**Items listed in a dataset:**
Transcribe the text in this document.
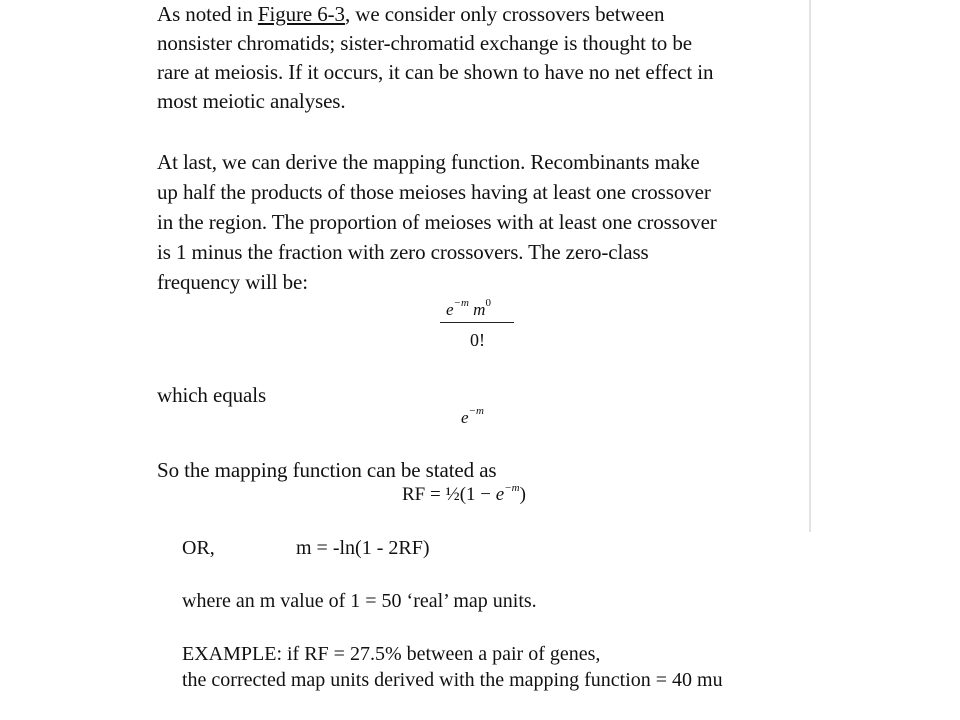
As noted in Figure 6-3, we consider only crossovers between
nonsister chromatids; sister-chromatid exchange is thought to be
rare at meiosis. If it occurs, it can be shown to have no net effect in
most meiotic analyses.
At last, we can derive the mapping function. Recombinants make
up half the products of those meioses having at least one crossover
in the region. The proportion of meioses with at least one crossover
is 1 minus the fraction with zero crossovers. The zero-class
frequency will be:
$e^{-m}$ $m^0$
0!
which equals
$e^{-m}$
So the mapping function can be stated as
RF = ½(1 − $e^{-m}$)
OR,	m = -ln(1 - 2RF)
where an m value of 1 = 50 ‘real’ map units.
EXAMPLE: if RF = 27.5% between a pair of genes,
the corrected map units derived with the mapping function = 40 mu
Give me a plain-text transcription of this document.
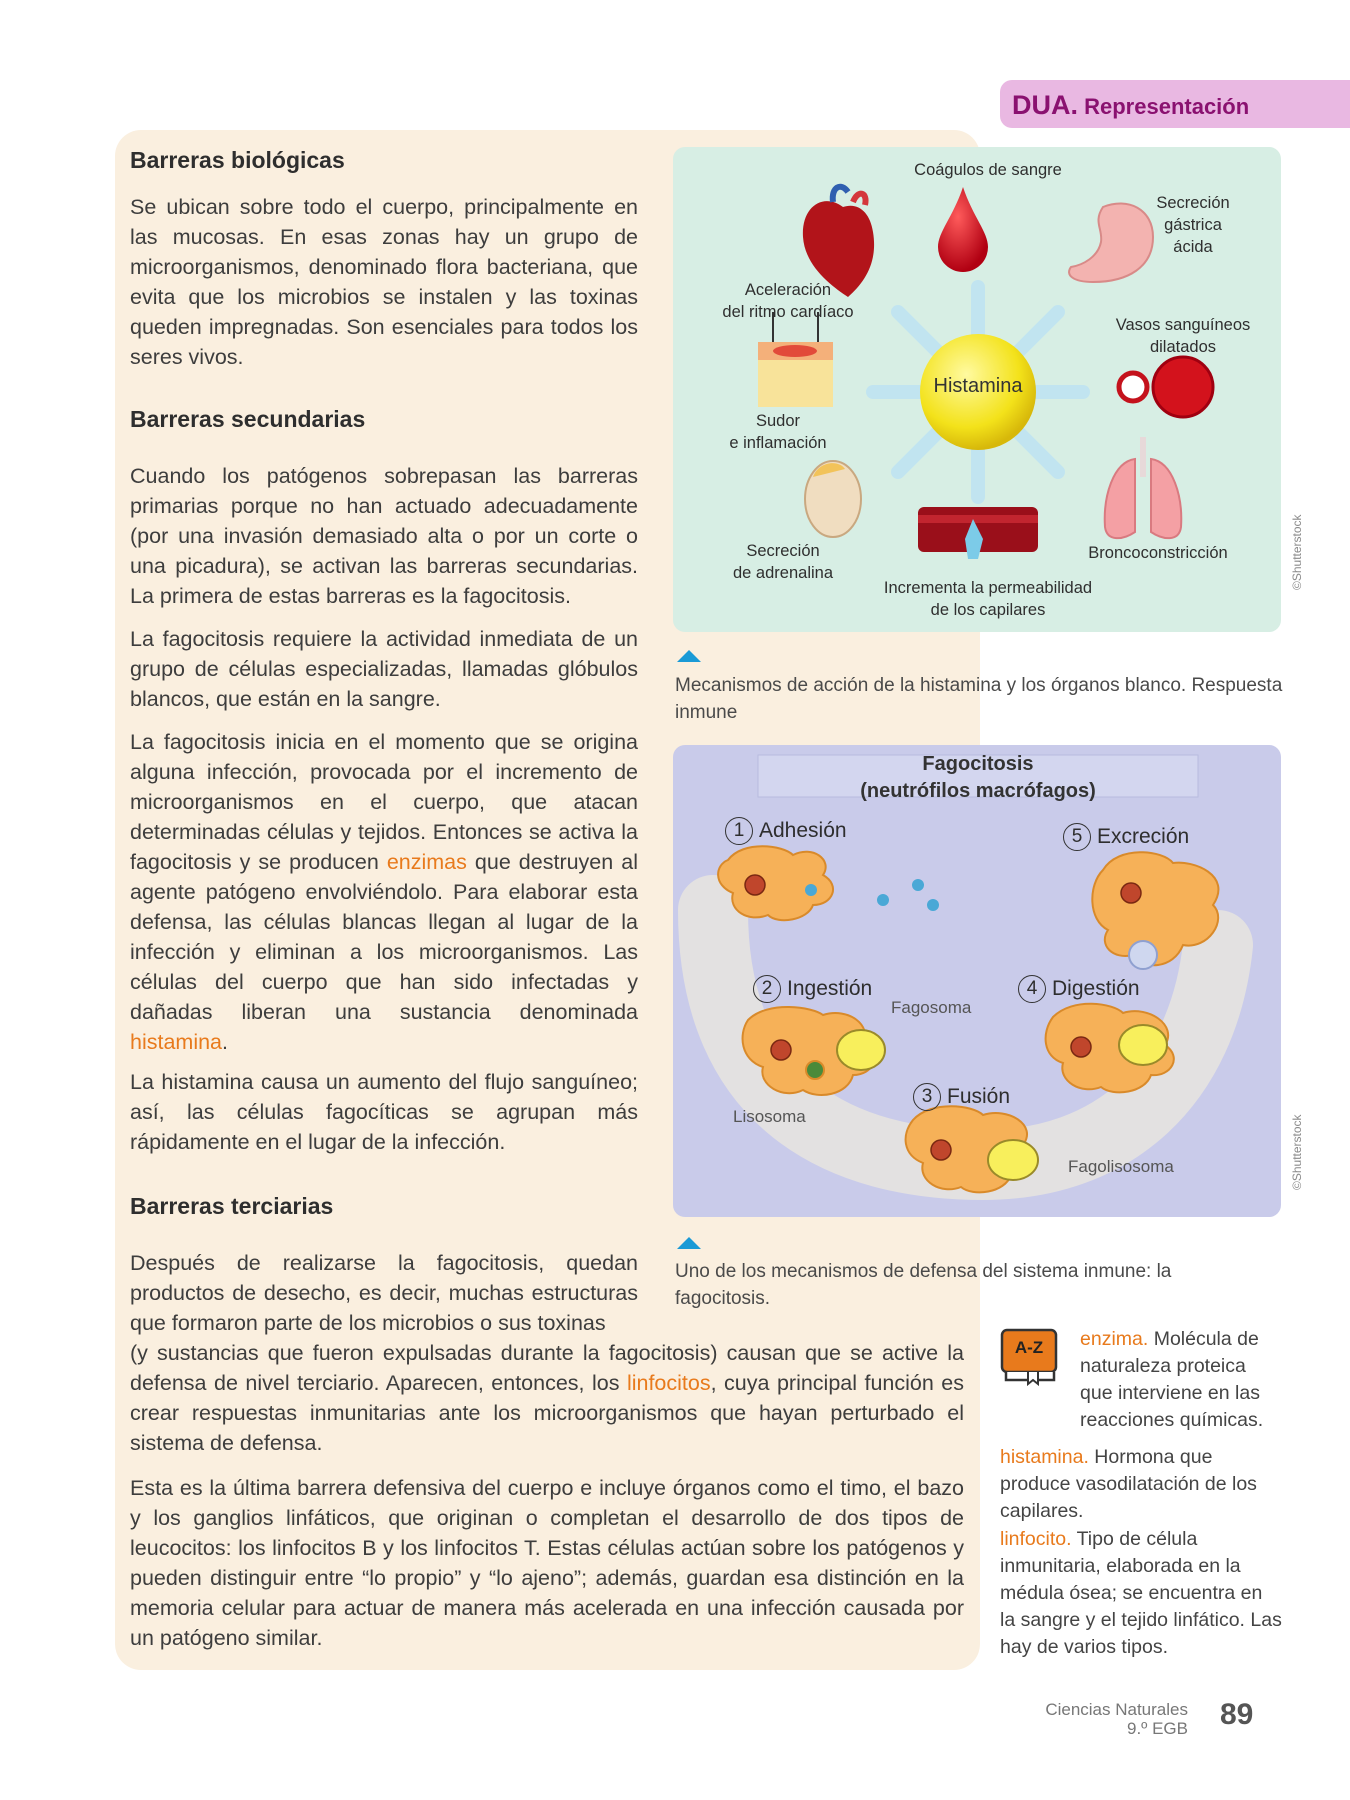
DUA. Representación
Barreras biológicas
Se ubican sobre todo el cuerpo, principalmente en las mucosas. En esas zonas hay un grupo de microorganismos, denominado flora bacteriana, que evita que los microbios se instalen y las toxinas queden impregnadas. Son esenciales para todos los seres vivos.
Barreras secundarias
Cuando los patógenos sobrepasan las barreras primarias porque no han actuado adecuadamente (por una invasión demasiado alta o por un corte o una picadura), se activan las barreras secundarias. La primera de estas barreras es la fagocitosis.
La fagocitosis requiere la actividad inmediata de un grupo de células especializadas, llamadas glóbulos blancos, que están en la sangre.
La fagocitosis inicia en el momento que se origina alguna infección, provocada por el incremento de microorganismos en el cuerpo, que atacan determinadas células y tejidos. Entonces se activa la fagocitosis y se producen enzimas que destruyen al agente patógeno envolviéndolo. Para elaborar esta defensa, las células blancas llegan al lugar de la infección y eliminan a los microorganismos. Las células del cuerpo que han sido infectadas y dañadas liberan una sustancia denominada histamina.
La histamina causa un aumento del flujo sanguíneo; así, las células fagocíticas se agrupan más rápidamente en el lugar de la infección.
Barreras terciarias
Después de realizarse la fagocitosis, quedan productos de desecho, es decir, muchas estructuras que formaron parte de los microbios o sus toxinas
(y sustancias que fueron expulsadas durante la fagocitosis) causan que se active la defensa de nivel terciario. Aparecen, entonces, los linfocitos, cuya principal función es crear respuestas inmunitarias ante los microorganismos que hayan perturbado el sistema de defensa.
Esta es la última barrera defensiva del cuerpo e incluye órganos como el timo, el bazo y los ganglios linfáticos, que originan o completan el desarrollo de dos tipos de leucocitos: los linfocitos B y los linfocitos T. Estas células actúan sobre los patógenos y pueden distinguir entre “lo propio” y “lo ajeno”; además, guardan esa distinción en la memoria celular para actuar de manera más acelerada en una infección causada por un patógeno similar.
Histamina
Coágulos de sangre
Secreción
gástrica
ácida
Aceleración
del ritmo cardíaco
Vasos sanguíneos
dilatados
Sudor
e inflamación
Secreción
de adrenalina
Broncoconstricción
Incrementa la permeabilidad
de los capilares
©Shutterstock
Mecanismos de acción de la histamina y los órganos blanco. Respuesta inmune
Fagocitosis
(neutrófilos macrófagos)
1 Adhesión
2 Ingestión
3 Fusión
4 Digestión
5 Excreción
Fagosoma
Lisosoma
Fagolisosoma	©Shutterstock
Uno de los mecanismos de defensa del sistema inmune: la fagocitosis.
A-Z	enzima. Molécula de naturaleza proteica que interviene en las reacciones químicas.
histamina. Hormona que produce vasodilatación de los capilares.
linfocito. Tipo de célula inmunitaria, elaborada en la médula ósea; se encuentra en la sangre y el tejido linfático. Las hay de varios tipos.
Ciencias Naturales
9.º EGB 89
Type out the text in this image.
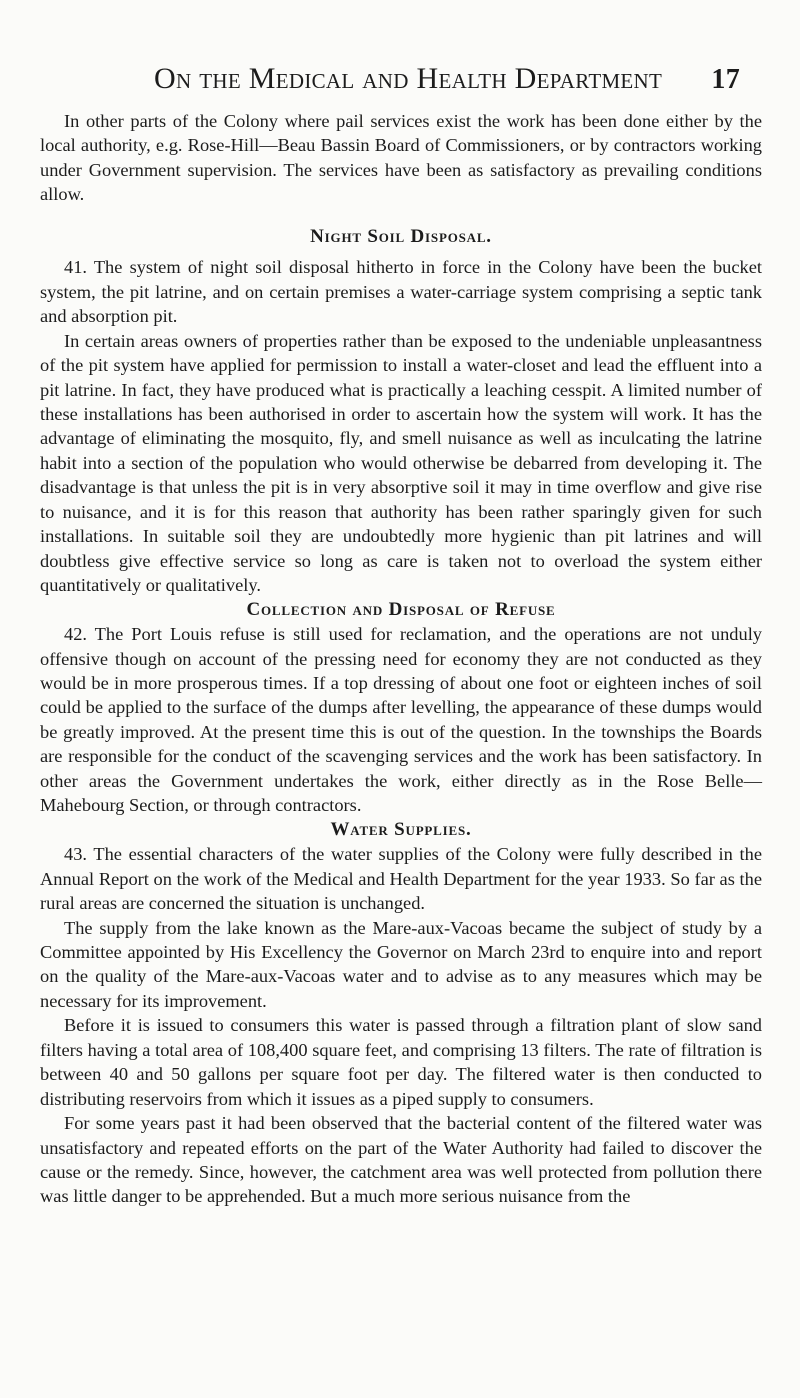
On the Medical and Health Department 17

In other parts of the Colony where pail services exist the work has been done either by the local authority, e.g. Rose-Hill—Beau Bassin Board of Commissioners, or by contractors working under Government supervision. The services have been as satisfactory as prevailing conditions allow.

Night Soil Disposal.

41. The system of night soil disposal hitherto in force in the Colony have been the bucket system, the pit latrine, and on certain premises a water-carriage system comprising a septic tank and absorption pit.

In certain areas owners of properties rather than be exposed to the undeniable unpleasantness of the pit system have applied for permission to install a water-closet and lead the effluent into a pit latrine. In fact, they have produced what is practically a leaching cesspit. A limited number of these installations has been authorised in order to ascertain how the system will work. It has the advantage of eliminating the mosquito, fly, and smell nuisance as well as inculcating the latrine habit into a section of the population who would otherwise be debarred from developing it. The disadvantage is that unless the pit is in very absorptive soil it may in time overflow and give rise to nuisance, and it is for this reason that authority has been rather sparingly given for such installations. In suitable soil they are undoubtedly more hygienic than pit latrines and will doubtless give effective service so long as care is taken not to overload the system either quantitatively or qualitatively.

Collection and Disposal of Refuse

42. The Port Louis refuse is still used for reclamation, and the operations are not unduly offensive though on account of the pressing need for economy they are not conducted as they would be in more prosperous times. If a top dressing of about one foot or eighteen inches of soil could be applied to the surface of the dumps after levelling, the appearance of these dumps would be greatly improved. At the present time this is out of the question. In the townships the Boards are responsible for the conduct of the scavenging services and the work has been satisfactory. In other areas the Government undertakes the work, either directly as in the Rose Belle—Mahebourg Section, or through contractors.

Water Supplies.

43. The essential characters of the water supplies of the Colony were fully described in the Annual Report on the work of the Medical and Health Department for the year 1933. So far as the rural areas are concerned the situation is unchanged.

The supply from the lake known as the Mare-aux-Vacoas became the subject of study by a Committee appointed by His Excellency the Governor on March 23rd to enquire into and report on the quality of the Mare-aux-Vacoas water and to advise as to any measures which may be necessary for its improvement.

Before it is issued to consumers this water is passed through a filtration plant of slow sand filters having a total area of 108,400 square feet, and comprising 13 filters. The rate of filtration is between 40 and 50 gallons per square foot per day. The filtered water is then conducted to distributing reservoirs from which it issues as a piped supply to consumers.

For some years past it had been observed that the bacterial content of the filtered water was unsatisfactory and repeated efforts on the part of the Water Authority had failed to discover the cause or the remedy. Since, however, the catchment area was well protected from pollution there was little danger to be apprehended. But a much more serious nuisance from the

**Task to carry out:** For every line above that has "text" in it, copy the line.

**Your solution:**
Transcribe the text in this document.
Give me a plain-text transcription of this document.
Type out the text in this image.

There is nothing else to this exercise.